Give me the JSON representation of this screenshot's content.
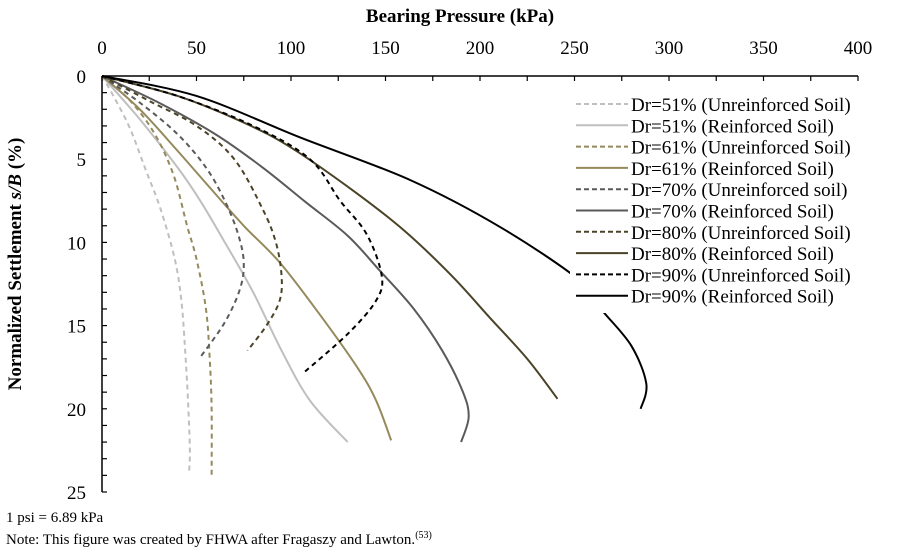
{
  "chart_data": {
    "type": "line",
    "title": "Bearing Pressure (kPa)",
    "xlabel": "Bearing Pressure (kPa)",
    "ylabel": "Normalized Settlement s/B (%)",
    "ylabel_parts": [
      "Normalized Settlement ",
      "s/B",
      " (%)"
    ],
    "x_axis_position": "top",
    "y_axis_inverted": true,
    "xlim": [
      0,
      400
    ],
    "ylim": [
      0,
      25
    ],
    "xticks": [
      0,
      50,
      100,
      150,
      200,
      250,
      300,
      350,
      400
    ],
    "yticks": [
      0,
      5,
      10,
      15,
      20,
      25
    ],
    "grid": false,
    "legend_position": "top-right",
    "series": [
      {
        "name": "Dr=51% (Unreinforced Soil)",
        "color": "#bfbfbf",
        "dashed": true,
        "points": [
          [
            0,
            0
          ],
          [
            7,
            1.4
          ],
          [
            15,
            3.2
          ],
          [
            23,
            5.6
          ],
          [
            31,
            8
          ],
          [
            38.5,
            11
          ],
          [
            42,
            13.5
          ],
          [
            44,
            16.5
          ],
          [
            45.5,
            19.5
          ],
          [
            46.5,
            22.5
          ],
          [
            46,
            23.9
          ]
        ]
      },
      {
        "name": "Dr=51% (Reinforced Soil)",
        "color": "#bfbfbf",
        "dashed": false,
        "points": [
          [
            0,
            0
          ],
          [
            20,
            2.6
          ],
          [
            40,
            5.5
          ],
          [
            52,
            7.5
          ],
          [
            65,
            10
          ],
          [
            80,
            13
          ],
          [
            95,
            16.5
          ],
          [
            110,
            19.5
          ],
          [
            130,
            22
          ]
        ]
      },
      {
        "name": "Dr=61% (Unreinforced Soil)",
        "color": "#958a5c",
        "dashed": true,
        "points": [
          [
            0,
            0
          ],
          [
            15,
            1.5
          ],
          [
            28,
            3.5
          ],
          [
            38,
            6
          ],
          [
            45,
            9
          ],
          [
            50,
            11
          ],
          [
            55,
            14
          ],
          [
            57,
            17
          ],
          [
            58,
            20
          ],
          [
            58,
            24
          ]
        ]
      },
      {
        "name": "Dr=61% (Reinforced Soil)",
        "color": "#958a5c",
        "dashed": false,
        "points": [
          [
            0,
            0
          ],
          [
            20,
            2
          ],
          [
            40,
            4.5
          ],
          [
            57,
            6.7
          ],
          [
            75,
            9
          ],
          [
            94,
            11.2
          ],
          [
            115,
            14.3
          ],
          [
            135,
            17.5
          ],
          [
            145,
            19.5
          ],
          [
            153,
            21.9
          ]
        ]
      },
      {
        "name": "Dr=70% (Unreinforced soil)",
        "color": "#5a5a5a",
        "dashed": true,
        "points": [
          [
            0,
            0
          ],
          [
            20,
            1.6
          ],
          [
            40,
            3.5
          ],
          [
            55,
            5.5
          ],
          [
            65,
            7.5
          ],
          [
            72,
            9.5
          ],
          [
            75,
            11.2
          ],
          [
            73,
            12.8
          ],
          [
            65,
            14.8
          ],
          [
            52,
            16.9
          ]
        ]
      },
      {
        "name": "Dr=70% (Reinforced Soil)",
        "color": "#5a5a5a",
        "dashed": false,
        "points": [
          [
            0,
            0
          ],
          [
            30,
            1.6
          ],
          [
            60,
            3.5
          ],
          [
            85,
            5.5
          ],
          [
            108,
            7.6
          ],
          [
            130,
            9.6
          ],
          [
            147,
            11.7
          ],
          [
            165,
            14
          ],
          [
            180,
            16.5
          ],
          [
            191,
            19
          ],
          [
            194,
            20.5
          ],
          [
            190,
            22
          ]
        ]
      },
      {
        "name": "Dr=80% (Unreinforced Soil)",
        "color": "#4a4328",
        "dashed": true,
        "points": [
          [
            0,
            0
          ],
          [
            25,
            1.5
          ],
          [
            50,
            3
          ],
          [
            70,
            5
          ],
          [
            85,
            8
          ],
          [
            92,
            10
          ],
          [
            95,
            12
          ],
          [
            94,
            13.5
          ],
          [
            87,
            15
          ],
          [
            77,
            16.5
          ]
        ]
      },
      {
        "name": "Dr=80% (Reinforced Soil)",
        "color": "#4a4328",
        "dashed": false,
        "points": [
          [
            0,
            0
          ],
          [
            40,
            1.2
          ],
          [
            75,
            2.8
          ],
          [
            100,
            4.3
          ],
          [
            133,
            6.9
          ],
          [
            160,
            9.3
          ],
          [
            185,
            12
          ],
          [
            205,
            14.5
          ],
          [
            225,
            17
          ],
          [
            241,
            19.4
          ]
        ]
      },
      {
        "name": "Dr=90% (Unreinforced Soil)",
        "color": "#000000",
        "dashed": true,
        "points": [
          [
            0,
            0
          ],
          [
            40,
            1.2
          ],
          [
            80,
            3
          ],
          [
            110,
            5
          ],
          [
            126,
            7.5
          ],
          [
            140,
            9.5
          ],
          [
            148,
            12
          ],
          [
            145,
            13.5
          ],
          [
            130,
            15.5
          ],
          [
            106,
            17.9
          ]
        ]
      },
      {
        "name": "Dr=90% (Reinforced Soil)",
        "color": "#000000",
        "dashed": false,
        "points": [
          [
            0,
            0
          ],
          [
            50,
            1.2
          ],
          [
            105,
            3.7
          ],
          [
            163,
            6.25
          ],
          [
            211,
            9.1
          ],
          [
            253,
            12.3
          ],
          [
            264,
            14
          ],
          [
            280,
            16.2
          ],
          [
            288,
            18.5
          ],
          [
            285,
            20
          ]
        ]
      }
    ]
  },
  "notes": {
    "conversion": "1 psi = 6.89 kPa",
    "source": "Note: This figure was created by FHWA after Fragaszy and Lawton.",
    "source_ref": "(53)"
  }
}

★ ★ ★ ★ ★

Stated exercise:
Copy out the data above exactly, except the pictures.

Answer to this task:
Give me the JSON representation of this screenshot's content.
{
  "chart_data": {
    "type": "line",
    "title": "Bearing Pressure (kPa)",
    "xlabel": "Bearing Pressure (kPa)",
    "ylabel": "Normalized Settlement s/B (%)",
    "ylabel_parts": [
      "Normalized Settlement ",
      "s/B",
      " (%)"
    ],
    "x_axis_position": "top",
    "y_axis_inverted": true,
    "xlim": [
      0,
      400
    ],
    "ylim": [
      0,
      25
    ],
    "xticks": [
      0,
      50,
      100,
      150,
      200,
      250,
      300,
      350,
      400
    ],
    "yticks": [
      0,
      5,
      10,
      15,
      20,
      25
    ],
    "grid": false,
    "legend_position": "top-right",
    "series": [
      {
        "name": "Dr=51% (Unreinforced Soil)",
        "color": "#bfbfbf",
        "dashed": true,
        "points": [
          [
            0,
            0
          ],
          [
            7,
            1.4
          ],
          [
            15,
            3.2
          ],
          [
            23,
            5.6
          ],
          [
            31,
            8
          ],
          [
            38.5,
            11
          ],
          [
            42,
            13.5
          ],
          [
            44,
            16.5
          ],
          [
            45.5,
            19.5
          ],
          [
            46.5,
            22.5
          ],
          [
            46,
            23.9
          ]
        ]
      },
      {
        "name": "Dr=51% (Reinforced Soil)",
        "color": "#bfbfbf",
        "dashed": false,
        "points": [
          [
            0,
            0
          ],
          [
            20,
            2.6
          ],
          [
            40,
            5.5
          ],
          [
            52,
            7.5
          ],
          [
            65,
            10
          ],
          [
            80,
            13
          ],
          [
            95,
            16.5
          ],
          [
            110,
            19.5
          ],
          [
            130,
            22
          ]
        ]
      },
      {
        "name": "Dr=61% (Unreinforced Soil)",
        "color": "#958a5c",
        "dashed": true,
        "points": [
          [
            0,
            0
          ],
          [
            15,
            1.5
          ],
          [
            28,
            3.5
          ],
          [
            38,
            6
          ],
          [
            45,
            9
          ],
          [
            50,
            11
          ],
          [
            55,
            14
          ],
          [
            57,
            17
          ],
          [
            58,
            20
          ],
          [
            58,
            24
          ]
        ]
      },
      {
        "name": "Dr=61% (Reinforced Soil)",
        "color": "#958a5c",
        "dashed": false,
        "points": [
          [
            0,
            0
          ],
          [
            20,
            2
          ],
          [
            40,
            4.5
          ],
          [
            57,
            6.7
          ],
          [
            75,
            9
          ],
          [
            94,
            11.2
          ],
          [
            115,
            14.3
          ],
          [
            135,
            17.5
          ],
          [
            145,
            19.5
          ],
          [
            153,
            21.9
          ]
        ]
      },
      {
        "name": "Dr=70% (Unreinforced soil)",
        "color": "#5a5a5a",
        "dashed": true,
        "points": [
          [
            0,
            0
          ],
          [
            20,
            1.6
          ],
          [
            40,
            3.5
          ],
          [
            55,
            5.5
          ],
          [
            65,
            7.5
          ],
          [
            72,
            9.5
          ],
          [
            75,
            11.2
          ],
          [
            73,
            12.8
          ],
          [
            65,
            14.8
          ],
          [
            52,
            16.9
          ]
        ]
      },
      {
        "name": "Dr=70% (Reinforced Soil)",
        "color": "#5a5a5a",
        "dashed": false,
        "points": [
          [
            0,
            0
          ],
          [
            30,
            1.6
          ],
          [
            60,
            3.5
          ],
          [
            85,
            5.5
          ],
          [
            108,
            7.6
          ],
          [
            130,
            9.6
          ],
          [
            147,
            11.7
          ],
          [
            165,
            14
          ],
          [
            180,
            16.5
          ],
          [
            191,
            19
          ],
          [
            194,
            20.5
          ],
          [
            190,
            22
          ]
        ]
      },
      {
        "name": "Dr=80% (Unreinforced Soil)",
        "color": "#4a4328",
        "dashed": true,
        "points": [
          [
            0,
            0
          ],
          [
            25,
            1.5
          ],
          [
            50,
            3
          ],
          [
            70,
            5
          ],
          [
            85,
            8
          ],
          [
            92,
            10
          ],
          [
            95,
            12
          ],
          [
            94,
            13.5
          ],
          [
            87,
            15
          ],
          [
            77,
            16.5
          ]
        ]
      },
      {
        "name": "Dr=80% (Reinforced Soil)",
        "color": "#4a4328",
        "dashed": false,
        "points": [
          [
            0,
            0
          ],
          [
            40,
            1.2
          ],
          [
            75,
            2.8
          ],
          [
            100,
            4.3
          ],
          [
            133,
            6.9
          ],
          [
            160,
            9.3
          ],
          [
            185,
            12
          ],
          [
            205,
            14.5
          ],
          [
            225,
            17
          ],
          [
            241,
            19.4
          ]
        ]
      },
      {
        "name": "Dr=90% (Unreinforced Soil)",
        "color": "#000000",
        "dashed": true,
        "points": [
          [
            0,
            0
          ],
          [
            40,
            1.2
          ],
          [
            80,
            3
          ],
          [
            110,
            5
          ],
          [
            126,
            7.5
          ],
          [
            140,
            9.5
          ],
          [
            148,
            12
          ],
          [
            145,
            13.5
          ],
          [
            130,
            15.5
          ],
          [
            106,
            17.9
          ]
        ]
      },
      {
        "name": "Dr=90% (Reinforced Soil)",
        "color": "#000000",
        "dashed": false,
        "points": [
          [
            0,
            0
          ],
          [
            50,
            1.2
          ],
          [
            105,
            3.7
          ],
          [
            163,
            6.25
          ],
          [
            211,
            9.1
          ],
          [
            253,
            12.3
          ],
          [
            264,
            14
          ],
          [
            280,
            16.2
          ],
          [
            288,
            18.5
          ],
          [
            285,
            20
          ]
        ]
      }
    ]
  },
  "notes": {
    "conversion": "1 psi = 6.89 kPa",
    "source": "Note: This figure was created by FHWA after Fragaszy and Lawton.",
    "source_ref": "(53)"
  }
}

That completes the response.